§ Input data
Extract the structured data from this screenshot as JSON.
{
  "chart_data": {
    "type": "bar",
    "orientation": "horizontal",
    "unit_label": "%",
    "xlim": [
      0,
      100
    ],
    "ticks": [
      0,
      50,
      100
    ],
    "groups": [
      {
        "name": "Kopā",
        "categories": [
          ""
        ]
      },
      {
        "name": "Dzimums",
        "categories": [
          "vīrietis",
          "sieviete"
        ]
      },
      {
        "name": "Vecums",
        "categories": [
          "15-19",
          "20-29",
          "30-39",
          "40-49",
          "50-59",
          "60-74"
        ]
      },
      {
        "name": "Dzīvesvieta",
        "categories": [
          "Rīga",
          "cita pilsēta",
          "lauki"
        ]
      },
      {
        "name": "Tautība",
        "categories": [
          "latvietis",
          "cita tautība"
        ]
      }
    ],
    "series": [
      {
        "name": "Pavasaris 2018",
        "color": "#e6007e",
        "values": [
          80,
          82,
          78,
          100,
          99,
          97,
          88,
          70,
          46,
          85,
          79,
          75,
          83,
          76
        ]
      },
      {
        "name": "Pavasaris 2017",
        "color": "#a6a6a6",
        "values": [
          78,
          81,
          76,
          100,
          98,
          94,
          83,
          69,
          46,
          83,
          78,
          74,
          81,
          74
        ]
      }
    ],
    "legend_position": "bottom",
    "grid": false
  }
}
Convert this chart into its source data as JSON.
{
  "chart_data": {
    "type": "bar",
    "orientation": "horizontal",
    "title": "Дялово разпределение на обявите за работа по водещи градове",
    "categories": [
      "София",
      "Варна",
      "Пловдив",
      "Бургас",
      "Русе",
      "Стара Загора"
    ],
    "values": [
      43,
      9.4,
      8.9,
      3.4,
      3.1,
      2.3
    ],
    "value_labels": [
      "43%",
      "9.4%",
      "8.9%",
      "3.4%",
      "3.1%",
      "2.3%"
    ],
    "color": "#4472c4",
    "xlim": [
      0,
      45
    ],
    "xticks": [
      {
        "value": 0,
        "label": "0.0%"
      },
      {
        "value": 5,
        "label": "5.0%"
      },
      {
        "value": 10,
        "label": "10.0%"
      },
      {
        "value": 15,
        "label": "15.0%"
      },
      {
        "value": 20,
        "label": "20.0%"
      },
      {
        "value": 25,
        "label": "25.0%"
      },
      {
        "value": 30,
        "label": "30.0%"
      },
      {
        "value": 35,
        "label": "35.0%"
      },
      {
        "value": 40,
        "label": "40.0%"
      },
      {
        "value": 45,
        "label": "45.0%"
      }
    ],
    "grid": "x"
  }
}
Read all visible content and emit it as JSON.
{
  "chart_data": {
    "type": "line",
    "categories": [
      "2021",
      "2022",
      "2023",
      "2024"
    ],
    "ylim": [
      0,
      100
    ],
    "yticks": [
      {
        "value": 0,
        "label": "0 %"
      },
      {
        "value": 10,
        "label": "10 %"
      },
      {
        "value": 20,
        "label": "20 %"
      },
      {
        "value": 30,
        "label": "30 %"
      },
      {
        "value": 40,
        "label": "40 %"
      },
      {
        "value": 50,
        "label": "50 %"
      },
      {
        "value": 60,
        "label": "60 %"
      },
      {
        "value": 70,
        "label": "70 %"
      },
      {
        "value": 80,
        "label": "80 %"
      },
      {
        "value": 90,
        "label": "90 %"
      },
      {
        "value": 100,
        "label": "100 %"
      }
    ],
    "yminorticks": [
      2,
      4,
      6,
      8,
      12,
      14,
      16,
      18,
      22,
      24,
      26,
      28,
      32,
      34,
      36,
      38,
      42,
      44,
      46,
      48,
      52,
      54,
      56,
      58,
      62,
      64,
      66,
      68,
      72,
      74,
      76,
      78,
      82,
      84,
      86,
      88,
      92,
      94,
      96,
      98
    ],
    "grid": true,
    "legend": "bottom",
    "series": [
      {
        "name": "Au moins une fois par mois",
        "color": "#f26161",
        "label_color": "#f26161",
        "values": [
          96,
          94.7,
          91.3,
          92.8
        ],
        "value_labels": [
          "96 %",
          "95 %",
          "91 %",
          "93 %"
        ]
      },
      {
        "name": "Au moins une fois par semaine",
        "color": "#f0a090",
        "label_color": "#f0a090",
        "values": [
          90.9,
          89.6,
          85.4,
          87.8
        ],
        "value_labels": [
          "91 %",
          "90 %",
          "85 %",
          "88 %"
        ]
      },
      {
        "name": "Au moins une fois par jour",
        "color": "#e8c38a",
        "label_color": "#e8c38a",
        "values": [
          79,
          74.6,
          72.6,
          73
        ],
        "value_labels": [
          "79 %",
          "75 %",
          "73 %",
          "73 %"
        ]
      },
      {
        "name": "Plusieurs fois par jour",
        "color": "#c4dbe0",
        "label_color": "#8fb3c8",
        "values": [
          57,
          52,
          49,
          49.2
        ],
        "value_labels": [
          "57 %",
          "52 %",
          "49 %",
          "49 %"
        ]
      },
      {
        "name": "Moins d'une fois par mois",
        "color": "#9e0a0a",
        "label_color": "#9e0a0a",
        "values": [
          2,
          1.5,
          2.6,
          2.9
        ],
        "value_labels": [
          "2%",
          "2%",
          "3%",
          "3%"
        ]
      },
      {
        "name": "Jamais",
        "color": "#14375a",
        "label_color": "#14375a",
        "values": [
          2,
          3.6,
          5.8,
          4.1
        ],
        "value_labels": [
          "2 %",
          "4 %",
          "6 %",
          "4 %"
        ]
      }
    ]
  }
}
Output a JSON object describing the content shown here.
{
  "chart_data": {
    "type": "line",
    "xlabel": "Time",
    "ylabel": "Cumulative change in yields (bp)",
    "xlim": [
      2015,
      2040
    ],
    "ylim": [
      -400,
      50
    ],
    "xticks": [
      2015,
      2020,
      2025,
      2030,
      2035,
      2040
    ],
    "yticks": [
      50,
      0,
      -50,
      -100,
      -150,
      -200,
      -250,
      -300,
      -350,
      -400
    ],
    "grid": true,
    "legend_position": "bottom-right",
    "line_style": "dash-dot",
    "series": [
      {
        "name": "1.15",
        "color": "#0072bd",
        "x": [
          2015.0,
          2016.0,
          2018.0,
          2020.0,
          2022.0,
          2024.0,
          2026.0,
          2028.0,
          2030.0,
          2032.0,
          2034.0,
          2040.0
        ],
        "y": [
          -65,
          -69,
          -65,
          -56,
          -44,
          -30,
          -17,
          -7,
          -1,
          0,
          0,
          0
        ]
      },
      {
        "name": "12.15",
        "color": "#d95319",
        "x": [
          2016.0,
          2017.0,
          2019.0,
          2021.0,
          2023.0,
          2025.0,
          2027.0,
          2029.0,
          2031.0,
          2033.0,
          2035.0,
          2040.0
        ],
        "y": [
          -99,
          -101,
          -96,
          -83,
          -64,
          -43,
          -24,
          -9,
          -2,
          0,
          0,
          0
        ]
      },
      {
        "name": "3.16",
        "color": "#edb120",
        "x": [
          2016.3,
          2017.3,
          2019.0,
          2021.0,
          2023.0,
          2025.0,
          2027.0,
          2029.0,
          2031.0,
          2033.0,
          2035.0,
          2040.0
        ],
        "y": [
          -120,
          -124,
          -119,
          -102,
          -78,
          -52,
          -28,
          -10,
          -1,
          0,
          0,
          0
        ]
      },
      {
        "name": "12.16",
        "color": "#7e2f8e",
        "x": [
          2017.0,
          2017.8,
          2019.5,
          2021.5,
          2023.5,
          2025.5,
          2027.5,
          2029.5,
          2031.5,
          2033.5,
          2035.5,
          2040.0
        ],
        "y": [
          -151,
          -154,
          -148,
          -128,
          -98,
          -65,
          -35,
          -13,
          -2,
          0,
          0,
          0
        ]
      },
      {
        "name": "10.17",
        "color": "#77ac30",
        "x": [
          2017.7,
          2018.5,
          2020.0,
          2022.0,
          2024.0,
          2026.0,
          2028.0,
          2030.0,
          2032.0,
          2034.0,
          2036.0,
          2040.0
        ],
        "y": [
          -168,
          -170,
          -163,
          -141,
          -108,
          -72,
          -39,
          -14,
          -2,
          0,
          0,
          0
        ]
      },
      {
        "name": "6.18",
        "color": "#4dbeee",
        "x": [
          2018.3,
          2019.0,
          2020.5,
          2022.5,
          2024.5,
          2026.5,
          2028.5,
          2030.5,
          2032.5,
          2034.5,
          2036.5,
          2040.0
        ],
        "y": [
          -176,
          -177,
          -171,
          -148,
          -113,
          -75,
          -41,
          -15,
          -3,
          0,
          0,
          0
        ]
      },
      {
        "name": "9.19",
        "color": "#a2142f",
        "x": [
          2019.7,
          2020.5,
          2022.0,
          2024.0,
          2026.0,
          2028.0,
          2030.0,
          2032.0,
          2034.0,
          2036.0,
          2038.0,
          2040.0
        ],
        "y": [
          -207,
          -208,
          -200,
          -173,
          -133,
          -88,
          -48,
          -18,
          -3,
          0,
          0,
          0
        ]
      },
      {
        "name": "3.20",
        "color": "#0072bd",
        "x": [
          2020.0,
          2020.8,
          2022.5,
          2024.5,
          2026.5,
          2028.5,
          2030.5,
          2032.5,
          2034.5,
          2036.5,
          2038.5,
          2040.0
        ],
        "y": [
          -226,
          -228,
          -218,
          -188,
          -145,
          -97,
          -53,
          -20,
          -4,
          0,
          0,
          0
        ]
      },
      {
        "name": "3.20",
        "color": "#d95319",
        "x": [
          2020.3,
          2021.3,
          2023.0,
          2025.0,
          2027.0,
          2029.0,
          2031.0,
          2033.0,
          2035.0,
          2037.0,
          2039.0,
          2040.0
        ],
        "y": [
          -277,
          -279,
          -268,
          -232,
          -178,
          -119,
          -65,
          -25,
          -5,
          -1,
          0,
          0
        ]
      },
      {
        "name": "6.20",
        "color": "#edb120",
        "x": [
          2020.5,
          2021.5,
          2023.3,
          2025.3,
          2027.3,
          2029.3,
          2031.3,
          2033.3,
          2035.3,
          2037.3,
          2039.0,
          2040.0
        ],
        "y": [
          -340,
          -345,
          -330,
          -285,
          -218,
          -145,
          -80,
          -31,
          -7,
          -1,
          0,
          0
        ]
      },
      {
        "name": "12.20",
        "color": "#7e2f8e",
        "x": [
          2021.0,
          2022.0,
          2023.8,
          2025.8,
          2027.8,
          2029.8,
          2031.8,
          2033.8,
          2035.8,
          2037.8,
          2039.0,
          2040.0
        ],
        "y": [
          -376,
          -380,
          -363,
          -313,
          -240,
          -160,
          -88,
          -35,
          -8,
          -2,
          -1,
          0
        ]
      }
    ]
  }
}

§ Your task
Count every line in the data that contains the word "grid", then give that count and nothing else.

§ Output of the task
4